- _What the task asks_
The records below are to be copied word for word, with every picture left out.

- _Record extracts_
= = =
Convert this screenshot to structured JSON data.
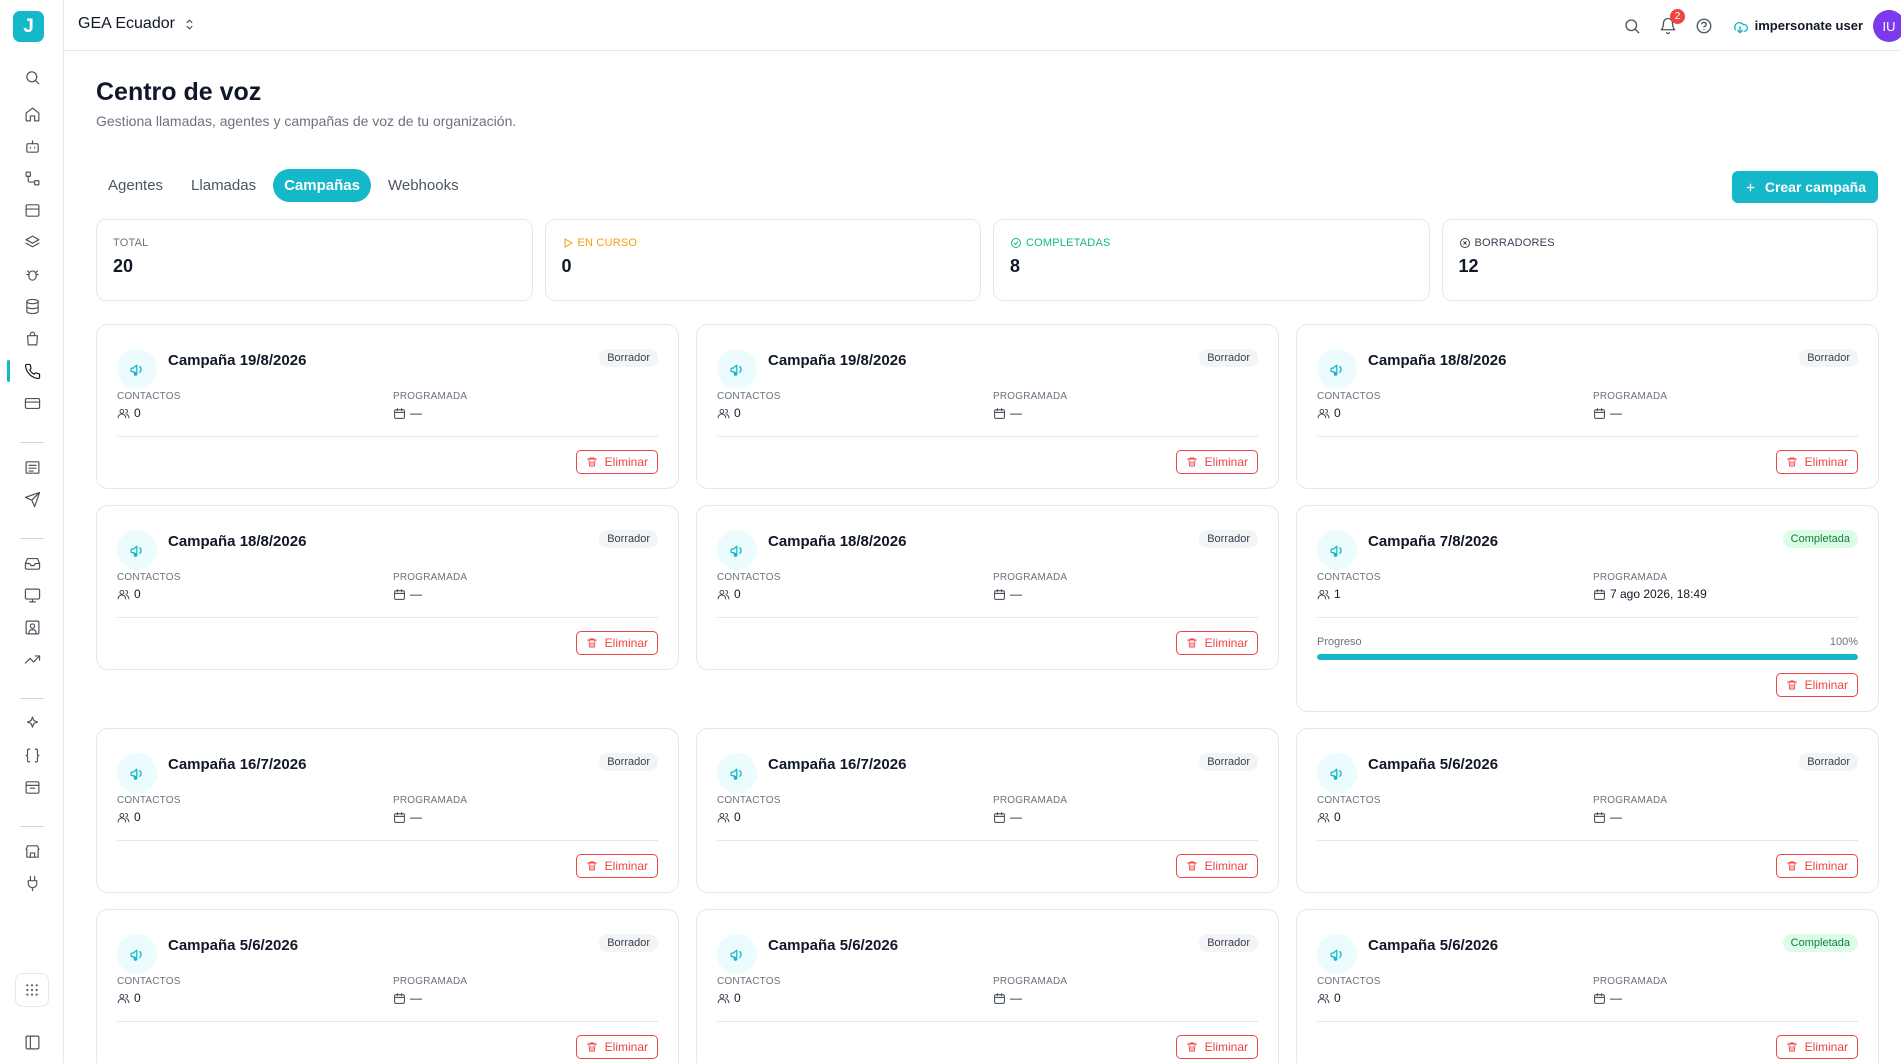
{
  "app": {
    "logo_letter": "J"
  },
  "header": {
    "org_name": "GEA Ecuador",
    "notifications_count": "2",
    "user_name": "impersonate user",
    "avatar_initials": "IU"
  },
  "sidebar": {
    "icons": [
      "search-icon",
      "home-icon",
      "bot-icon",
      "workflow-icon",
      "archive-icon",
      "layers-icon",
      "bug-icon",
      "database-icon",
      "shopping-bag-icon",
      "phone-icon",
      "credit-card-icon",
      "list-icon",
      "send-icon",
      "inbox-icon",
      "monitor-icon",
      "contact-icon",
      "trending-up-icon",
      "sparkles-icon",
      "braces-icon",
      "package-icon",
      "store-icon",
      "plug-icon",
      "grid-icon",
      "sidebar-toggle-icon"
    ],
    "active": "phone-icon"
  },
  "page": {
    "title": "Centro de voz",
    "subtitle": "Gestiona llamadas, agentes y campañas de voz de tu organización."
  },
  "tabs": [
    {
      "label": "Agentes",
      "active": false
    },
    {
      "label": "Llamadas",
      "active": false
    },
    {
      "label": "Campañas",
      "active": true
    },
    {
      "label": "Webhooks",
      "active": false
    }
  ],
  "actions": {
    "create_label": "Crear campaña"
  },
  "stats": {
    "total_label": "TOTAL",
    "total_value": "20",
    "running_label": "EN CURSO",
    "running_value": "0",
    "completed_label": "COMPLETADAS",
    "completed_value": "8",
    "drafts_label": "BORRADORES",
    "drafts_value": "12"
  },
  "card_labels": {
    "contacts": "CONTACTOS",
    "scheduled": "PROGRAMADA",
    "progress": "Progreso",
    "delete": "Eliminar"
  },
  "campaigns": [
    {
      "name": "Campaña 19/8/2026",
      "status": "Borrador",
      "contacts": "0",
      "scheduled": "—"
    },
    {
      "name": "Campaña 19/8/2026",
      "status": "Borrador",
      "contacts": "0",
      "scheduled": "—"
    },
    {
      "name": "Campaña 18/8/2026",
      "status": "Borrador",
      "contacts": "0",
      "scheduled": "—"
    },
    {
      "name": "Campaña 18/8/2026",
      "status": "Borrador",
      "contacts": "0",
      "scheduled": "—"
    },
    {
      "name": "Campaña 18/8/2026",
      "status": "Borrador",
      "contacts": "0",
      "scheduled": "—"
    },
    {
      "name": "Campaña 7/8/2026",
      "status": "Completada",
      "contacts": "1",
      "scheduled": "7 ago 2026, 18:49",
      "progress": 1.0,
      "progress_text": "100%"
    },
    {
      "name": "Campaña 16/7/2026",
      "status": "Borrador",
      "contacts": "0",
      "scheduled": "—"
    },
    {
      "name": "Campaña 16/7/2026",
      "status": "Borrador",
      "contacts": "0",
      "scheduled": "—"
    },
    {
      "name": "Campaña 5/6/2026",
      "status": "Borrador",
      "contacts": "0",
      "scheduled": "—"
    },
    {
      "name": "Campaña 5/6/2026",
      "status": "Borrador",
      "contacts": "0",
      "scheduled": "—"
    },
    {
      "name": "Campaña 5/6/2026",
      "status": "Borrador",
      "contacts": "0",
      "scheduled": "—"
    },
    {
      "name": "Campaña 5/6/2026",
      "status": "Completada",
      "contacts": "0",
      "scheduled": "—"
    }
  ],
  "colors": {
    "accent": "#14b8c8",
    "danger": "#ef4444",
    "success": "#15803d",
    "warning": "#f59e0b"
  }
}
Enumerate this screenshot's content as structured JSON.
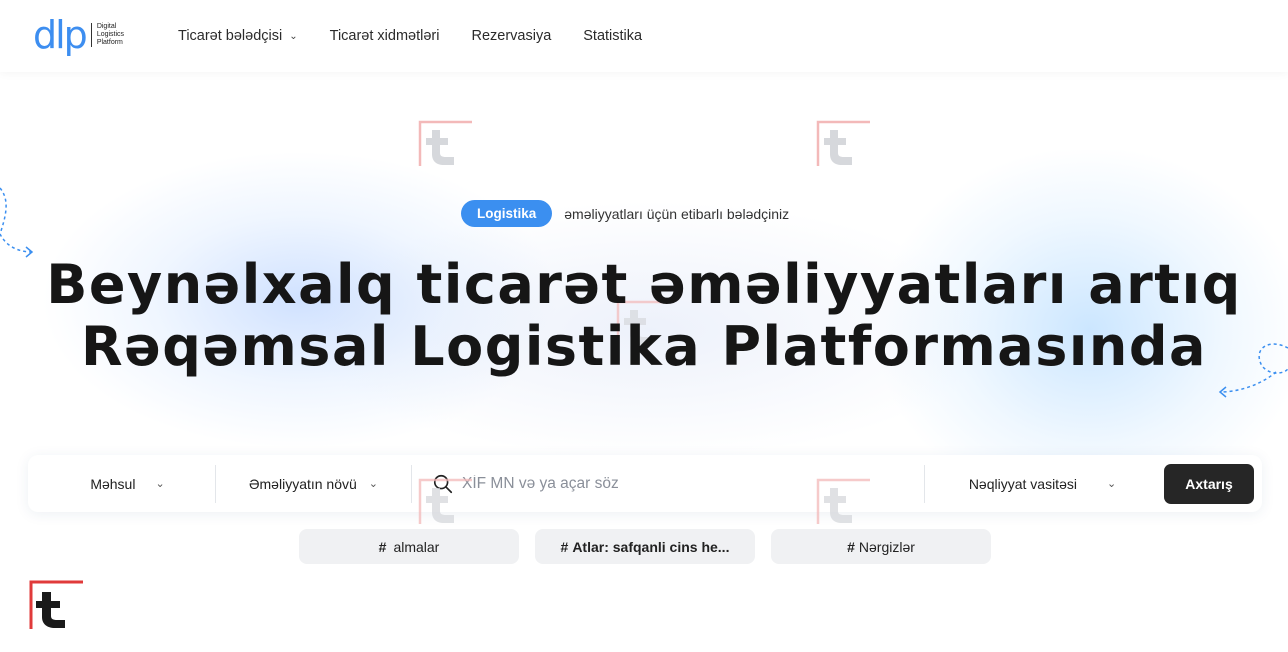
{
  "header": {
    "logo_mark": "dlp",
    "logo_lines": [
      "Digital",
      "Logistics",
      "Platform"
    ],
    "nav": [
      {
        "label": "Ticarət bələdçisi",
        "has_dropdown": true
      },
      {
        "label": "Ticarət xidmətləri",
        "has_dropdown": false
      },
      {
        "label": "Rezervasiya",
        "has_dropdown": false
      },
      {
        "label": "Statistika",
        "has_dropdown": false
      }
    ]
  },
  "hero": {
    "badge": "Logistika",
    "badge_text": "əməliyyatları üçün etibarlı bələdçiniz",
    "title_line1": "Beynəlxalq ticarət əməliyyatları artıq",
    "title_line2": "Rəqəmsal Logistika Platformasında"
  },
  "search": {
    "product_select": "Məhsul",
    "operation_select": "Əməliyyatın növü",
    "placeholder": "XİF MN və ya açar söz",
    "vehicle_select": "Nəqliyyat vasitəsi",
    "submit_label": "Axtarış"
  },
  "tags": [
    {
      "hash": "#",
      "label": "almalar"
    },
    {
      "hash": "#",
      "label": "Atlar: safqanli cins he..."
    },
    {
      "hash": "#",
      "label": "Nərgizlər"
    }
  ],
  "colors": {
    "accent": "#3b8ff0",
    "dark_button": "#262626",
    "brand_red": "#e03a3a"
  },
  "icons": {
    "search": "search-icon",
    "chevron": "chevron-down-icon",
    "watermark": "tl-logo-icon"
  }
}
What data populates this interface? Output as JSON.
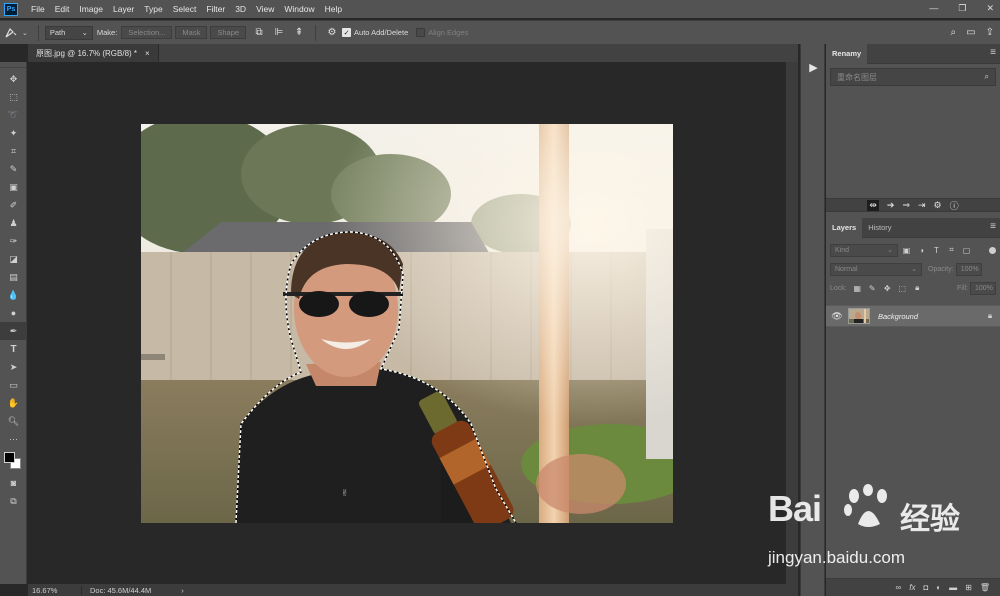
{
  "app": {
    "logo": "Ps",
    "menu": [
      "File",
      "Edit",
      "Image",
      "Layer",
      "Type",
      "Select",
      "Filter",
      "3D",
      "View",
      "Window",
      "Help"
    ],
    "window_controls": [
      "—",
      "❐",
      "✕"
    ]
  },
  "options": {
    "tool_icon": "pen-icon",
    "mode_value": "Path",
    "make_label": "Make:",
    "selection_label": "Selection...",
    "mask_label": "Mask",
    "shape_label": "Shape",
    "auto_add_delete_label": "Auto Add/Delete",
    "auto_add_delete_checked": true,
    "align_edges_label": "Align Edges",
    "align_edges_checked": false
  },
  "document": {
    "tab_title": "原图.jpg @ 16.7% (RGB/8) *",
    "close_glyph": "×"
  },
  "status": {
    "zoom": "16.67%",
    "doc_info": "Doc: 45.6M/44.4M",
    "arrow": "›"
  },
  "panels": {
    "renamy": {
      "tab": "Renamy",
      "search_placeholder": "重命名图层"
    },
    "layers": {
      "tabs": [
        "Layers",
        "History"
      ],
      "kind_label": "Kind",
      "blend_mode": "Normal",
      "opacity_label": "Opacity:",
      "opacity_value": "100%",
      "lock_label": "Lock:",
      "fill_label": "Fill:",
      "fill_value": "100%",
      "layer_name": "Background"
    }
  },
  "watermark": {
    "brand": "Bai",
    "brand_cn": "经验",
    "url": "jingyan.baidu.com"
  },
  "colors": {
    "foreground": "#000000",
    "background": "#ffffff",
    "ui_dark": "#535353",
    "canvas_bg": "#282828"
  }
}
= = =
- _Solution_
Convert this screenshot to structured JSON data.
{
  "app": {
    "logo_letter": "J"
  },
  "header": {
    "org_name": "GEA Ecuador",
    "notifications_count": "2",
    "user_name": "impersonate user",
    "avatar_initials": "IU"
  },
  "sidebar": {
    "icons": [
      "search-icon",
      "home-icon",
      "bot-icon",
      "workflow-icon",
      "archive-icon",
      "layers-icon",
      "bug-icon",
      "database-icon",
      "shopping-bag-icon",
      "phone-icon",
      "credit-card-icon",
      "list-icon",
      "send-icon",
      "inbox-icon",
      "monitor-icon",
      "contact-icon",
      "trending-up-icon",
      "sparkles-icon",
      "braces-icon",
      "package-icon",
      "store-icon",
      "plug-icon",
      "grid-icon",
      "sidebar-toggle-icon"
    ],
    "active": "phone-icon"
  },
  "page": {
    "title": "Centro de voz",
    "subtitle": "Gestiona llamadas, agentes y campañas de voz de tu organización."
  },
  "tabs": [
    {
      "label": "Agentes",
      "active": false
    },
    {
      "label": "Llamadas",
      "active": false
    },
    {
      "label": "Campañas",
      "active": true
    },
    {
      "label": "Webhooks",
      "active": false
    }
  ],
  "actions": {
    "create_label": "Crear campaña"
  },
  "stats": {
    "total_label": "TOTAL",
    "total_value": "20",
    "running_label": "EN CURSO",
    "running_value": "0",
    "completed_label": "COMPLETADAS",
    "completed_value": "8",
    "drafts_label": "BORRADORES",
    "drafts_value": "12"
  },
  "card_labels": {
    "contacts": "CONTACTOS",
    "scheduled": "PROGRAMADA",
    "progress": "Progreso",
    "delete": "Eliminar"
  },
  "campaigns": [
    {
      "name": "Campaña 19/8/2026",
      "status": "Borrador",
      "contacts": "0",
      "scheduled": "—"
    },
    {
      "name": "Campaña 19/8/2026",
      "status": "Borrador",
      "contacts": "0",
      "scheduled": "—"
    },
    {
      "name": "Campaña 18/8/2026",
      "status": "Borrador",
      "contacts": "0",
      "scheduled": "—"
    },
    {
      "name": "Campaña 18/8/2026",
      "status": "Borrador",
      "contacts": "0",
      "scheduled": "—"
    },
    {
      "name": "Campaña 18/8/2026",
      "status": "Borrador",
      "contacts": "0",
      "scheduled": "—"
    },
    {
      "name": "Campaña 7/8/2026",
      "status": "Completada",
      "contacts": "1",
      "scheduled": "7 ago 2026, 18:49",
      "progress": 1.0,
      "progress_text": "100%"
    },
    {
      "name": "Campaña 16/7/2026",
      "status": "Borrador",
      "contacts": "0",
      "scheduled": "—"
    },
    {
      "name": "Campaña 16/7/2026",
      "status": "Borrador",
      "contacts": "0",
      "scheduled": "—"
    },
    {
      "name": "Campaña 5/6/2026",
      "status": "Borrador",
      "contacts": "0",
      "scheduled": "—"
    },
    {
      "name": "Campaña 5/6/2026",
      "status": "Borrador",
      "contacts": "0",
      "scheduled": "—"
    },
    {
      "name": "Campaña 5/6/2026",
      "status": "Borrador",
      "contacts": "0",
      "scheduled": "—"
    },
    {
      "name": "Campaña 5/6/2026",
      "status": "Completada",
      "contacts": "0",
      "scheduled": "—"
    }
  ],
  "colors": {
    "accent": "#14b8c8",
    "danger": "#ef4444",
    "success": "#15803d",
    "warning": "#f59e0b"
  }
}
Enumerate this screenshot's content as structured JSON.
{
  "header": {
    "logo_mark": "dlp",
    "logo_lines": [
      "Digital",
      "Logistics",
      "Platform"
    ],
    "nav": [
      {
        "label": "Ticarət bələdçisi",
        "has_dropdown": true
      },
      {
        "label": "Ticarət xidmətləri",
        "has_dropdown": false
      },
      {
        "label": "Rezervasiya",
        "has_dropdown": false
      },
      {
        "label": "Statistika",
        "has_dropdown": false
      }
    ]
  },
  "hero": {
    "badge": "Logistika",
    "badge_text": "əməliyyatları üçün etibarlı bələdçiniz",
    "title_line1": "Beynəlxalq ticarət əməliyyatları artıq",
    "title_line2": "Rəqəmsal Logistika Platformasında"
  },
  "search": {
    "product_select": "Məhsul",
    "operation_select": "Əməliyyatın növü",
    "placeholder": "XİF MN və ya açar söz",
    "vehicle_select": "Nəqliyyat vasitəsi",
    "submit_label": "Axtarış"
  },
  "tags": [
    {
      "hash": "#",
      "label": "almalar"
    },
    {
      "hash": "#",
      "label": "Atlar: safqanli cins he..."
    },
    {
      "hash": "#",
      "label": "Nərgizlər"
    }
  ],
  "colors": {
    "accent": "#3b8ff0",
    "dark_button": "#262626",
    "brand_red": "#e03a3a"
  },
  "icons": {
    "search": "search-icon",
    "chevron": "chevron-down-icon",
    "watermark": "tl-logo-icon"
  }
}
What data populates this interface? Output as JSON.
{
  "app": {
    "logo": "Ps",
    "menu": [
      "File",
      "Edit",
      "Image",
      "Layer",
      "Type",
      "Select",
      "Filter",
      "3D",
      "View",
      "Window",
      "Help"
    ],
    "window_controls": [
      "—",
      "❐",
      "✕"
    ]
  },
  "options": {
    "tool_icon": "pen-icon",
    "mode_value": "Path",
    "make_label": "Make:",
    "selection_label": "Selection...",
    "mask_label": "Mask",
    "shape_label": "Shape",
    "auto_add_delete_label": "Auto Add/Delete",
    "auto_add_delete_checked": true,
    "align_edges_label": "Align Edges",
    "align_edges_checked": false
  },
  "document": {
    "tab_title": "原图.jpg @ 16.7% (RGB/8) *",
    "close_glyph": "×"
  },
  "status": {
    "zoom": "16.67%",
    "doc_info": "Doc: 45.6M/44.4M",
    "arrow": "›"
  },
  "panels": {
    "renamy": {
      "tab": "Renamy",
      "search_placeholder": "重命名图层"
    },
    "layers": {
      "tabs": [
        "Layers",
        "History"
      ],
      "kind_label": "Kind",
      "blend_mode": "Normal",
      "opacity_label": "Opacity:",
      "opacity_value": "100%",
      "lock_label": "Lock:",
      "fill_label": "Fill:",
      "fill_value": "100%",
      "layer_name": "Background"
    }
  },
  "watermark": {
    "brand": "Bai",
    "brand_cn": "经验",
    "url": "jingyan.baidu.com"
  },
  "colors": {
    "foreground": "#000000",
    "background": "#ffffff",
    "ui_dark": "#535353",
    "canvas_bg": "#282828"
  }
}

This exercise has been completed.